→ **Brief**
Without including the pictures, copy out every line below.

[Stored data entries]
○ ○ ○ ○ ○

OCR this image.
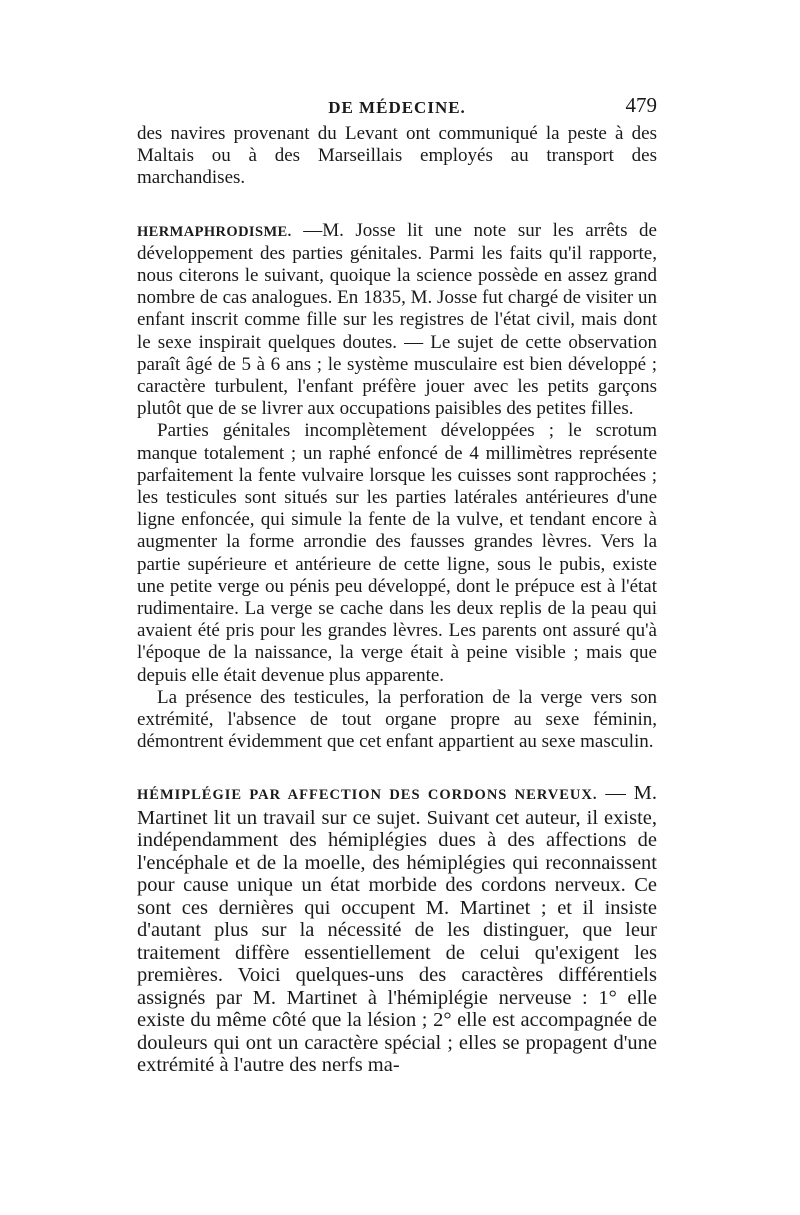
DE MÉDECINE.	479

des navires provenant du Levant ont communiqué la peste à des Maltais ou à des Marseillais employés au transport des marchandises.

HERMAPHRODISME. —M. Josse lit une note sur les arrêts de développement des parties génitales. Parmi les faits qu'il rapporte, nous citerons le suivant, quoique la science possède en assez grand nombre de cas analogues. En 1835, M. Josse fut chargé de visiter un enfant inscrit comme fille sur les registres de l'état civil, mais dont le sexe inspirait quelques doutes. — Le sujet de cette observation paraît âgé de 5 à 6 ans ; le système musculaire est bien développé ; caractère turbulent, l'enfant préfère jouer avec les petits garçons plutôt que de se livrer aux occupations paisibles des petites filles.

Parties génitales incomplètement développées ; le scrotum manque totalement ; un raphé enfoncé de 4 millimètres représente parfaitement la fente vulvaire lorsque les cuisses sont rapprochées ; les testicules sont situés sur les parties latérales antérieures d'une ligne enfoncée, qui simule la fente de la vulve, et tendant encore à augmenter la forme arrondie des fausses grandes lèvres. Vers la partie supérieure et antérieure de cette ligne, sous le pubis, existe une petite verge ou pénis peu développé, dont le prépuce est à l'état rudimentaire. La verge se cache dans les deux replis de la peau qui avaient été pris pour les grandes lèvres. Les parents ont assuré qu'à l'époque de la naissance, la verge était à peine visible ; mais que depuis elle était devenue plus apparente.

La présence des testicules, la perforation de la verge vers son extrémité, l'absence de tout organe propre au sexe féminin, démontrent évidemment que cet enfant appartient au sexe masculin.

HÉMIPLÉGIE PAR AFFECTION DES CORDONS NERVEUX. — M. Martinet lit un travail sur ce sujet. Suivant cet auteur, il existe, indépendamment des hémiplégies dues à des affections de l'encéphale et de la moelle, des hémiplégies qui reconnaissent pour cause unique un état morbide des cordons nerveux. Ce sont ces dernières qui occupent M. Martinet ; et il insiste d'autant plus sur la nécessité de les distinguer, que leur traitement diffère essentiellement de celui qu'exigent les premières. Voici quelques-uns des caractères différentiels assignés par M. Martinet à l'hémiplégie nerveuse : 1° elle existe du même côté que la lésion ; 2° elle est accompagnée de douleurs qui ont un caractère spécial ; elles se propagent d'une extrémité à l'autre des nerfs ma-
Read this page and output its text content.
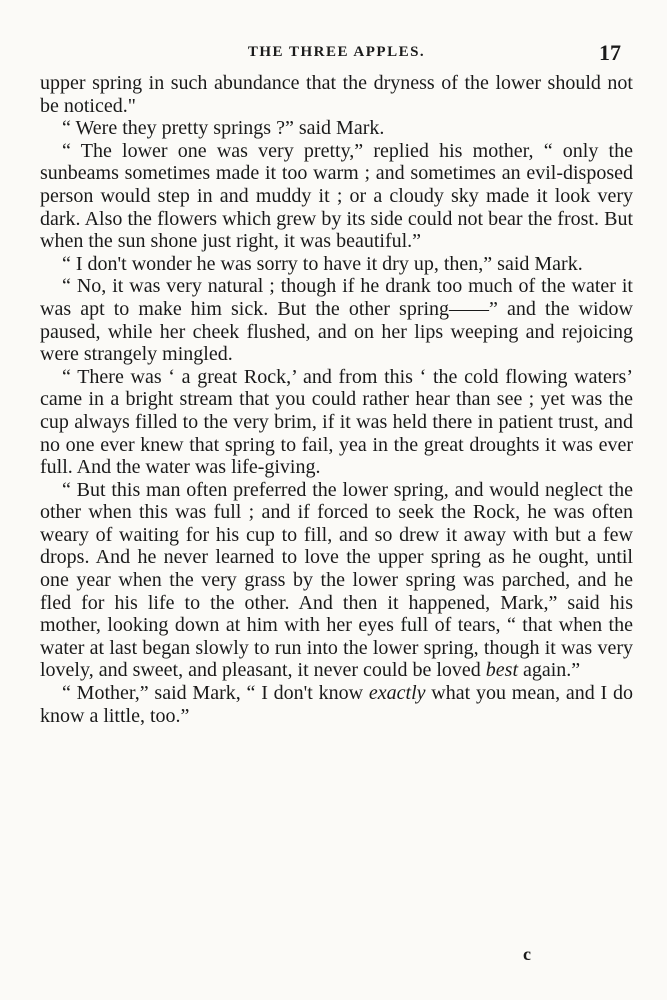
THE THREE APPLES.	17

upper spring in such abundance that the dryness of the lower should not be noticed."

“ Were they pretty springs ?” said Mark.

“ The lower one was very pretty,” replied his mother, “ only the sunbeams sometimes made it too warm ; and sometimes an evil-disposed person would step in and muddy it ; or a cloudy sky made it look very dark. Also the flowers which grew by its side could not bear the frost. But when the sun shone just right, it was beautiful.”

“ I don't wonder he was sorry to have it dry up, then,” said Mark.

“ No, it was very natural ; though if he drank too much of the water it was apt to make him sick. But the other spring——” and the widow paused, while her cheek flushed, and on her lips weeping and rejoicing were strangely mingled.

“ There was ‘ a great Rock,’ and from this ‘ the cold flowing waters’ came in a bright stream that you could rather hear than see ; yet was the cup always filled to the very brim, if it was held there in patient trust, and no one ever knew that spring to fail, yea in the great droughts it was ever full. And the water was life-giving.

“ But this man often preferred the lower spring, and would neglect the other when this was full ; and if forced to seek the Rock, he was often weary of waiting for his cup to fill, and so drew it away with but a few drops. And he never learned to love the upper spring as he ought, until one year when the very grass by the lower spring was parched, and he fled for his life to the other. And then it happened, Mark,” said his mother, looking down at him with her eyes full of tears, “ that when the water at last began slowly to run into the lower spring, though it was very lovely, and sweet, and pleasant, it never could be loved best again.”

“ Mother,” said Mark, “ I don't know exactly what you mean, and I do know a little, too.”

c
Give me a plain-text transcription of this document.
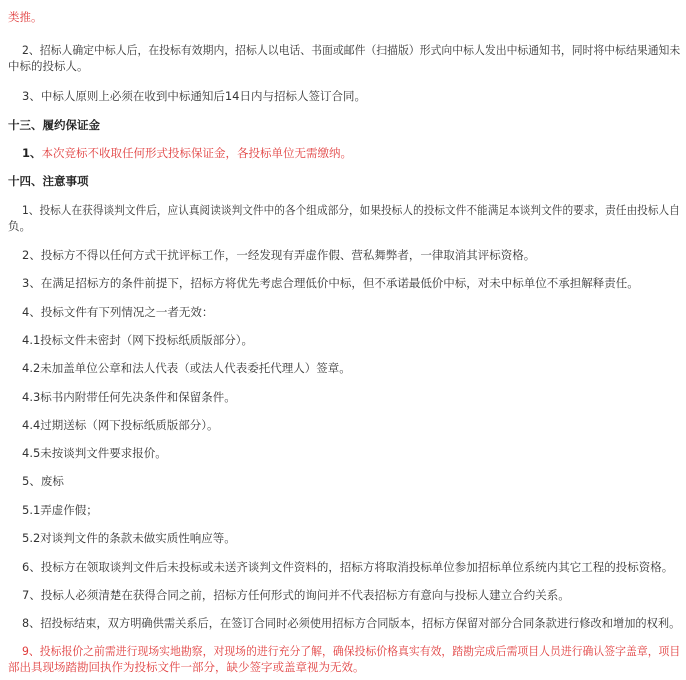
类推。
2、招标人确定中标人后，在投标有效期内，招标人以电话、书面或邮件（扫描版）形式向中标人发出中标通知书，同时将中标结果通知未
中标的投标人。
3、中标人原则上必须在收到中标通知后14日内与招标人签订合同。
十三、履约保证金
1、本次竞标不收取任何形式投标保证金，各投标单位无需缴纳。
十四、注意事项
1、投标人在获得谈判文件后，应认真阅读谈判文件中的各个组成部分，如果投标人的投标文件不能满足本谈判文件的要求，责任由投标人自
负。
2、投标方不得以任何方式干扰评标工作，一经发现有弄虚作假、营私舞弊者，一律取消其评标资格。
3、在满足招标方的条件前提下，招标方将优先考虑合理低价中标，但不承诺最低价中标，对未中标单位不承担解释责任。
4、投标文件有下列情况之一者无效：
4.1投标文件未密封（网下投标纸质版部分）。
4.2未加盖单位公章和法人代表（或法人代表委托代理人）签章。
4.3标书内附带任何先决条件和保留条件。
4.4过期送标（网下投标纸质版部分）。
4.5未按谈判文件要求报价。
5、废标
5.1弄虚作假；
5.2对谈判文件的条款未做实质性响应等。
6、投标方在领取谈判文件后未投标或未送齐谈判文件资料的，招标方将取消投标单位参加招标单位系统内其它工程的投标资格。
7、投标人必须清楚在获得合同之前，招标方任何形式的询问并不代表招标方有意向与投标人建立合约关系。
8、招投标结束，双方明确供需关系后，在签订合同时必须使用招标方合同版本，招标方保留对部分合同条款进行修改和增加的权利。
9、投标报价之前需进行现场实地勘察，对现场的进行充分了解，确保投标价格真实有效，踏勘完成后需项目人员进行确认签字盖章，项目
部出具现场踏勘回执作为投标文件一部分，缺少签字或盖章视为无效。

○ ○ ○ ○ ○

→ **Exercise result**
OCR this image.
DE MÉDECINE.	479

des navires provenant du Levant ont communiqué la peste à des Maltais ou à des Marseillais employés au transport des marchandises.

HERMAPHRODISME. —M. Josse lit une note sur les arrêts de développement des parties génitales. Parmi les faits qu'il rapporte, nous citerons le suivant, quoique la science possède en assez grand nombre de cas analogues. En 1835, M. Josse fut chargé de visiter un enfant inscrit comme fille sur les registres de l'état civil, mais dont le sexe inspirait quelques doutes. — Le sujet de cette observation paraît âgé de 5 à 6 ans ; le système musculaire est bien développé ; caractère turbulent, l'enfant préfère jouer avec les petits garçons plutôt que de se livrer aux occupations paisibles des petites filles.

Parties génitales incomplètement développées ; le scrotum manque totalement ; un raphé enfoncé de 4 millimètres représente parfaitement la fente vulvaire lorsque les cuisses sont rapprochées ; les testicules sont situés sur les parties latérales antérieures d'une ligne enfoncée, qui simule la fente de la vulve, et tendant encore à augmenter la forme arrondie des fausses grandes lèvres. Vers la partie supérieure et antérieure de cette ligne, sous le pubis, existe une petite verge ou pénis peu développé, dont le prépuce est à l'état rudimentaire. La verge se cache dans les deux replis de la peau qui avaient été pris pour les grandes lèvres. Les parents ont assuré qu'à l'époque de la naissance, la verge était à peine visible ; mais que depuis elle était devenue plus apparente.

La présence des testicules, la perforation de la verge vers son extrémité, l'absence de tout organe propre au sexe féminin, démontrent évidemment que cet enfant appartient au sexe masculin.

HÉMIPLÉGIE PAR AFFECTION DES CORDONS NERVEUX. — M. Martinet lit un travail sur ce sujet. Suivant cet auteur, il existe, indépendamment des hémiplégies dues à des affections de l'encéphale et de la moelle, des hémiplégies qui reconnaissent pour cause unique un état morbide des cordons nerveux. Ce sont ces dernières qui occupent M. Martinet ; et il insiste d'autant plus sur la nécessité de les distinguer, que leur traitement diffère essentiellement de celui qu'exigent les premières. Voici quelques-uns des caractères différentiels assignés par M. Martinet à l'hémiplégie nerveuse : 1° elle existe du même côté que la lésion ; 2° elle est accompagnée de douleurs qui ont un caractère spécial ; elles se propagent d'une extrémité à l'autre des nerfs ma-
Read this page and output its text content.
THE THREE APPLES.	17

upper spring in such abundance that the dryness of the lower should not be noticed."

“ Were they pretty springs ?” said Mark.

“ The lower one was very pretty,” replied his mother, “ only the sunbeams sometimes made it too warm ; and sometimes an evil-disposed person would step in and muddy it ; or a cloudy sky made it look very dark. Also the flowers which grew by its side could not bear the frost. But when the sun shone just right, it was beautiful.”

“ I don't wonder he was sorry to have it dry up, then,” said Mark.

“ No, it was very natural ; though if he drank too much of the water it was apt to make him sick. But the other spring——” and the widow paused, while her cheek flushed, and on her lips weeping and rejoicing were strangely mingled.

“ There was ‘ a great Rock,’ and from this ‘ the cold flowing waters’ came in a bright stream that you could rather hear than see ; yet was the cup always filled to the very brim, if it was held there in patient trust, and no one ever knew that spring to fail, yea in the great droughts it was ever full. And the water was life-giving.

“ But this man often preferred the lower spring, and would neglect the other when this was full ; and if forced to seek the Rock, he was often weary of waiting for his cup to fill, and so drew it away with but a few drops. And he never learned to love the upper spring as he ought, until one year when the very grass by the lower spring was parched, and he fled for his life to the other. And then it happened, Mark,” said his mother, looking down at him with her eyes full of tears, “ that when the water at last began slowly to run into the lower spring, though it was very lovely, and sweet, and pleasant, it never could be loved best again.”

“ Mother,” said Mark, “ I don't know exactly what you mean, and I do know a little, too.”

c
Give me a plain-text transcription of this document.
类推。
2、招标人确定中标人后，在投标有效期内，招标人以电话、书面或邮件（扫描版）形式向中标人发出中标通知书，同时将中标结果通知未
中标的投标人。
3、中标人原则上必须在收到中标通知后14日内与招标人签订合同。
十三、履约保证金
1、本次竞标不收取任何形式投标保证金，各投标单位无需缴纳。
十四、注意事项
1、投标人在获得谈判文件后，应认真阅读谈判文件中的各个组成部分，如果投标人的投标文件不能满足本谈判文件的要求，责任由投标人自
负。
2、投标方不得以任何方式干扰评标工作，一经发现有弄虚作假、营私舞弊者，一律取消其评标资格。
3、在满足招标方的条件前提下，招标方将优先考虑合理低价中标，但不承诺最低价中标，对未中标单位不承担解释责任。
4、投标文件有下列情况之一者无效：
4.1投标文件未密封（网下投标纸质版部分）。
4.2未加盖单位公章和法人代表（或法人代表委托代理人）签章。
4.3标书内附带任何先决条件和保留条件。
4.4过期送标（网下投标纸质版部分）。
4.5未按谈判文件要求报价。
5、废标
5.1弄虚作假；
5.2对谈判文件的条款未做实质性响应等。
6、投标方在领取谈判文件后未投标或未送齐谈判文件资料的，招标方将取消投标单位参加招标单位系统内其它工程的投标资格。
7、投标人必须清楚在获得合同之前，招标方任何形式的询问并不代表招标方有意向与投标人建立合约关系。
8、招投标结束，双方明确供需关系后，在签订合同时必须使用招标方合同版本，招标方保留对部分合同条款进行修改和增加的权利。
9、投标报价之前需进行现场实地勘察，对现场的进行充分了解，确保投标价格真实有效，踏勘完成后需项目人员进行确认签字盖章，项目
部出具现场踏勘回执作为投标文件一部分，缺少签字或盖章视为无效。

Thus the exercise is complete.